Page.
CityLearn: Diverse Real-World Environments for Sample-Efficient
Navigation Policy Learning
Abstract
Visual navigation tasks in real-world environments often require both
self-motion and place recognition feedback. While deep reinforcement
learning has shown success in solving these perception and
decision-making problems in an end-to-end manner, these algorithms
require large amounts of experience to learn navigation policies from
high-dimensional data, which is generally impractical for real robots
due to sample complexity. In this paper, we address these problems with
two main contributions. We first leverage place recognition and deep
learning techniques combined with goal destination feedback to generate
compact, bimodal image representations that can then be used to
effectively learn control policies from a small amount of experience.
Second, we present an interactive framework, CityLearn, that enables for
the first time training and deployment of navigation algorithms across
city-sized, realistic environments with extreme visual appearance
changes. CityLearn features more than 10 benchmark datasets, often used
in visual place recognition and autonomous driving research, including
over 100 recorded traversals across 60 cities around the world. We
evaluate our approach on two CityLearn environments, training our
navigation policy on a single traversal. Results show our method can be
over 2 orders of magnitude faster than when using raw images, and can
also generalize across extreme visual changes including day to night and
summer to winter transitions.

Given exercise 1.
Could you repeat, character for character, the lines of the records from the line with "macd-signal-tag-label: 0.081 <box>976" to the line with "rsi-name: RSI (14, close)", including both of those lines?

Provided data.
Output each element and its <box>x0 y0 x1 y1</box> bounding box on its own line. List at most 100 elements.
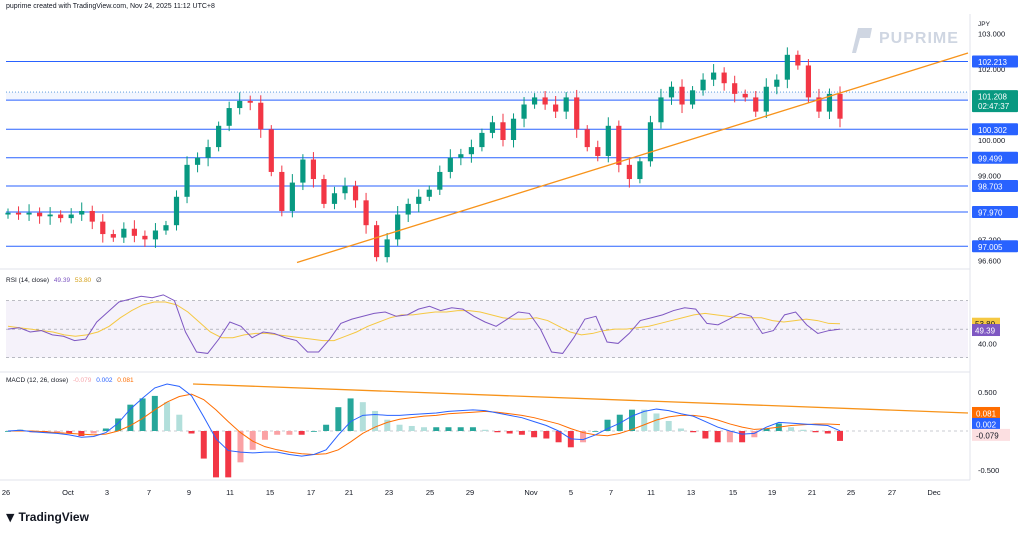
macd-signal-tag-label: 0.081 <box>976 409 997 418</box>
time-tick-label: 21 <box>345 488 353 497</box>
candle-body <box>15 212 22 215</box>
candle-body <box>310 159 317 180</box>
candle-body <box>668 86 675 98</box>
current-price-value: 101.208 <box>978 93 1007 102</box>
macd-hist-bar <box>347 398 354 431</box>
candle-body <box>795 54 801 66</box>
candle-body <box>784 54 790 80</box>
rsi-name: RSI (14, close) <box>6 277 49 284</box>
rsi-legend[interactable]: RSI (14, close) 49.39 53.80 ∅ <box>6 276 102 284</box>
time-tick-label: 17 <box>307 488 315 497</box>
macd-hist-bar <box>53 431 60 433</box>
candle-body <box>184 164 190 197</box>
candle-body <box>763 86 769 112</box>
macd-hist-bar <box>433 427 440 431</box>
price-tick-label: 97.200 <box>978 235 1001 244</box>
macd-hist-bar <box>310 431 317 432</box>
tradingview-mark-icon: ▼ <box>6 511 15 524</box>
time-tick-label: 25 <box>847 488 855 497</box>
candle-body <box>489 122 496 133</box>
macd-hist-bar <box>323 424 330 431</box>
macd-hist-bar <box>604 419 611 431</box>
candle-body <box>711 72 717 80</box>
macd-hist-bar <box>690 431 697 433</box>
candle-body <box>626 164 632 180</box>
macd-hist-bar <box>702 431 709 439</box>
time-tick-label: Nov <box>524 488 538 497</box>
settings-icon[interactable]: ∅ <box>96 277 102 284</box>
macd-hist-bar <box>213 431 219 478</box>
time-tick-label: 19 <box>768 488 776 497</box>
candle-body <box>47 214 53 217</box>
macd-hist-bar <box>726 431 733 443</box>
level-price-tag <box>972 240 1018 253</box>
macd-hist-bar <box>494 431 501 433</box>
candle-body <box>36 212 43 217</box>
rsi-pane <box>6 294 968 359</box>
macd-hist-bar <box>66 431 73 434</box>
macd-legend[interactable]: MACD (12, 26, close) -0.079 0.002 0.081 <box>6 377 134 384</box>
candle-body <box>595 147 601 156</box>
macd-hist-bar <box>274 431 281 435</box>
candle-body <box>732 83 738 94</box>
candle-body <box>173 196 180 226</box>
macd-hist-bar <box>127 404 134 431</box>
candle-body <box>647 122 654 162</box>
time-tick-label: 21 <box>808 488 816 497</box>
candle-body <box>300 159 306 183</box>
price-pane <box>5 47 969 264</box>
candle-body <box>826 93 833 112</box>
macd-tick-label: -0.500 <box>978 466 999 475</box>
candle-body <box>194 157 201 165</box>
macd-hist-bar <box>482 429 489 431</box>
rsi-ma-value: 53.80 <box>74 277 92 284</box>
candle-body <box>100 221 106 235</box>
macd-hist-bar <box>469 427 476 431</box>
candle-body <box>805 65 812 98</box>
time-tick-label: 13 <box>687 488 695 497</box>
macd-hist-bar <box>176 414 183 431</box>
rsi-line <box>7 294 841 354</box>
time-tick-label: 11 <box>647 488 655 497</box>
candle-body <box>216 125 222 148</box>
candle-body <box>226 108 232 126</box>
macd-hist-bar <box>629 409 635 431</box>
time-axis: 26 Oct 3 7 9 11 15 17 21 23 25 29 Nov 5 7 11 13 15 19 21 25 2… <box>2 488 941 497</box>
macd-hist-bar <box>506 431 513 434</box>
macd-hist-bar <box>78 431 85 437</box>
candle-body <box>342 186 348 194</box>
macd-hist-bar <box>800 429 807 431</box>
candle-body <box>426 189 432 197</box>
macd-hist-bar <box>518 431 525 435</box>
time-tick-label: 26 <box>2 488 10 497</box>
macd-hist-tag <box>972 428 1010 441</box>
rsi-tag-label: 49.39 <box>975 327 996 336</box>
candle-body <box>79 210 85 215</box>
tradingview-logo: ▼ TradingView <box>6 510 89 524</box>
macd-signal-value: 0.081 <box>117 377 134 384</box>
macd-hist-bar <box>384 419 391 431</box>
macd-line <box>7 383 841 457</box>
rsi-tick-label: 40.00 <box>978 339 997 348</box>
candle-body <box>279 171 285 211</box>
candle-body <box>679 86 685 105</box>
time-tick-label: 9 <box>187 488 191 497</box>
candle-body <box>510 118 517 140</box>
brand-logo: PUPRIME <box>846 25 958 55</box>
level-price-tag <box>972 206 1018 219</box>
level-price-label: 98.703 <box>978 183 1003 192</box>
price-tick-label: 100.000 <box>978 136 1005 145</box>
price-tick-label: 99.000 <box>978 171 1001 180</box>
macd-hist-bar <box>837 431 843 441</box>
macd-hist-bar <box>151 395 158 431</box>
macd-hist-bar <box>237 431 244 463</box>
level-price-tag <box>972 55 1018 68</box>
candle-body <box>258 102 264 130</box>
candle-body <box>816 97 822 112</box>
candle-body <box>384 239 390 258</box>
candle-body <box>837 93 843 119</box>
candle-body <box>131 228 137 236</box>
macd-hist-bar <box>372 410 379 431</box>
candle-body <box>542 97 548 105</box>
trendline <box>296 52 969 264</box>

Given exercise 2.
Can you summarize the CityLearn abstract in two sentences?

Exercise output 1.
macd-signal-tag-label: 0.081 <box>976 409 997 418</box>
time-tick-label: 21 <box>345 488 353 497</box>
candle-body <box>15 212 22 215</box>
candle-body <box>310 159 317 180</box>
candle-body <box>668 86 675 98</box>
current-price-value: 101.208 <box>978 93 1007 102</box>
macd-hist-bar <box>347 398 354 431</box>
candle-body <box>795 54 801 66</box>
candle-body <box>784 54 790 80</box>
rsi-name: RSI (14, close) <box>6 277 49 284</box>

Exercise output 2.
To reduce the large amount of experience that deep reinforcement learning needs for visual navigation, the authors combine place recognition, deep learning and goal destination feedback to create compact, bimodal image representations that allow control policies to be learned from little experience. They also present CityLearn, an interactive framework with more than 10 benchmark datasets covering over 100 traversals across 60 cities, and their method, trained on a single traversal, can be over 2 orders of magnitude faster than using raw images while generalizing across day-to-night and summer-to-winter changes.